• Task brief:
Continue the description of the television program "Fighting for Our Lives" below, starting right after its last sentence.

• Selected passage:
*-*-*

POSITIVE:  LIFE WITH HIV
Program Four - "Fighting for Our Lives"


"I woke up one day and said the whole world has got to see a face on AIDS and I'm the one to do it. I decided to organize the country. Getting all the mothers in the country who have lost, or who have, a child with AIDS to march on Washington. We've had enough. We've lost a generation. I'm not willing to lose another." - Beverly Rotter, a self-described "little grandmother from Brooklyn" and founder of Mothers Against AIDS.

"Over the last year, I pretty well told everyone how much I appreciate them and I've taken care of all the loose ends. I know what's going to happen to me when I die. I'm going to be cremated immediately and everyone I love knows that" - Woody Leatherwood

One in three Americans knows someone with HIV. "Fighting for Our Lives," the fourth and final program in the POSITIVE: LIFE WITH HIV series, looks at many fronts on which people are fighting the war against AIDS, and the many ways people living with HIV are making peace with their present and preparing for the future.

*-*-*

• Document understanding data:
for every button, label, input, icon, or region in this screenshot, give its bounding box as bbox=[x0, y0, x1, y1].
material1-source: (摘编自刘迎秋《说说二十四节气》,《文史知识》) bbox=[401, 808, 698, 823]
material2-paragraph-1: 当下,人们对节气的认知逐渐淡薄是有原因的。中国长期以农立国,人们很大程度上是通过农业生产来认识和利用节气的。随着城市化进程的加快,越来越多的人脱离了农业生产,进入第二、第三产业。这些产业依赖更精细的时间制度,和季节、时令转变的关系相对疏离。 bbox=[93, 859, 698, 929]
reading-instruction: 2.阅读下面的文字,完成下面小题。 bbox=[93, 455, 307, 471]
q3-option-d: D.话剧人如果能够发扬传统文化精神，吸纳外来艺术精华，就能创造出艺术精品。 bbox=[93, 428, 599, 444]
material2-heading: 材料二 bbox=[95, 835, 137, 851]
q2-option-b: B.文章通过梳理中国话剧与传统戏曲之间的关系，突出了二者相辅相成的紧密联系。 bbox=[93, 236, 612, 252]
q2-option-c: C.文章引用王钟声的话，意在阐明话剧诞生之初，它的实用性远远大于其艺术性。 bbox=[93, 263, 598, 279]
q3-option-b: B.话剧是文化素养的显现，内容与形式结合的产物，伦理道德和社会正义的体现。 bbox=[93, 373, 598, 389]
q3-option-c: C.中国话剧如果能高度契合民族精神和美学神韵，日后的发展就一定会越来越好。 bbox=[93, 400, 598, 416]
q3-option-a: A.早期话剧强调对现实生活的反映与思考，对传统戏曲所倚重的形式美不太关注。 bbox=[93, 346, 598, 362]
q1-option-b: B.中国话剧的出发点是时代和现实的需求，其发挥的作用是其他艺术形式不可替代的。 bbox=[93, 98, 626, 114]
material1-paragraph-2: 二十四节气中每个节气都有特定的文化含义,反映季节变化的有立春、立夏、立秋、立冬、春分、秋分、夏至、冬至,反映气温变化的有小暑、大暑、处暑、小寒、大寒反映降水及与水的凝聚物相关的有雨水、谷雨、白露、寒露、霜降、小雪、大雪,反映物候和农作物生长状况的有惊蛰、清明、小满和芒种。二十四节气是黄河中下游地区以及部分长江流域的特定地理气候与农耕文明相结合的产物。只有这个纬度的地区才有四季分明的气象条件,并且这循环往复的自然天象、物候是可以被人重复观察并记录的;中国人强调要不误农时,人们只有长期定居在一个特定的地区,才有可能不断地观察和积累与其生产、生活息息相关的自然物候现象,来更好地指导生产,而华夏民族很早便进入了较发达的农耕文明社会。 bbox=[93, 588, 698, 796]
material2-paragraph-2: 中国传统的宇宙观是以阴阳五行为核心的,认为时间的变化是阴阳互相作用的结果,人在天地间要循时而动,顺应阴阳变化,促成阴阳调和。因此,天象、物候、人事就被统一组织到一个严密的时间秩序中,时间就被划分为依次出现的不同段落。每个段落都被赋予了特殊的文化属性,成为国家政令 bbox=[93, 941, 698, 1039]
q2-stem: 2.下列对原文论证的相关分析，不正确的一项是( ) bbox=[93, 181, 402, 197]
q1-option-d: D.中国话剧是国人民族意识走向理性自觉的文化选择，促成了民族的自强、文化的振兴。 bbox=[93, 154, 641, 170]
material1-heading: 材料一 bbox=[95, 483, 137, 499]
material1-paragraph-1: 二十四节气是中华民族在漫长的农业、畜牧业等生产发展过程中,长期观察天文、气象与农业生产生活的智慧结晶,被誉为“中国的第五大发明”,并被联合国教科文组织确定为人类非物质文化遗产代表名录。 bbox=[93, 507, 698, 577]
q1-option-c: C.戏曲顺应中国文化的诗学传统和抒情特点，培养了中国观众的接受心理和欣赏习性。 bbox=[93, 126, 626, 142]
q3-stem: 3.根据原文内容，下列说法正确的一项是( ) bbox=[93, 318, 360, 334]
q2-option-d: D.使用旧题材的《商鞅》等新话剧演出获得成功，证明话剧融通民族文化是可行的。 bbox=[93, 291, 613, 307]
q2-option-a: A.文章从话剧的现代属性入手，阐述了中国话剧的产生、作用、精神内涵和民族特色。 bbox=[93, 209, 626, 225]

*-*-*

• Written response:
Chorus: (in order of appearance)

Beverly Rotter, Greg Payton, Jerry Rosanbalm, Devi Glazier, Eleanor Mitchell, John Manzon, Brenda Salters, Daniel Wolfe, Christopher Miller, Julie Pecaroni, Elena Schwolsky-Fitch, Marina Alvarez, Richard Elovich, Frank Matthews, Marie St. Cyr, Jon Read, Suki Terada Ports, Peter Canavan, LeBaron C. Moseby.

In The Beginning
Producer/Director: Calogero Salvo

Performance artist Penny Arcade returns in an essay woven throughout the program, based on her own involvement and frustration in the course of her fourteen years of AIDS activism. "When there was nobody to wash the patients, we washed them," she says. "When there was nobody to make up the beds, we made them. We shaved them, we fed them, and when there was nothing left to do, we learned to help our friends die."

Project Transitions
Producer/Director: Jana Birchum

Residents and care providers at Project Transitions hospice in Texas share their thoughts on the final days of a person's life, grief, and dying with dignity.

Never Forget
Producer/Director: Catherine Saalfield

Julie Tolentino reflects on how, though just in her twenties, she has lost so many friends to AIDS. As she dances on a city rooftop, Julie wonders at how she can share these experiences with her grandmother who, as a consequence of age, understands the pain that comes with each passing. "I live as if I was HIV positive, meaning that I can't stop living like this is the last chance I get."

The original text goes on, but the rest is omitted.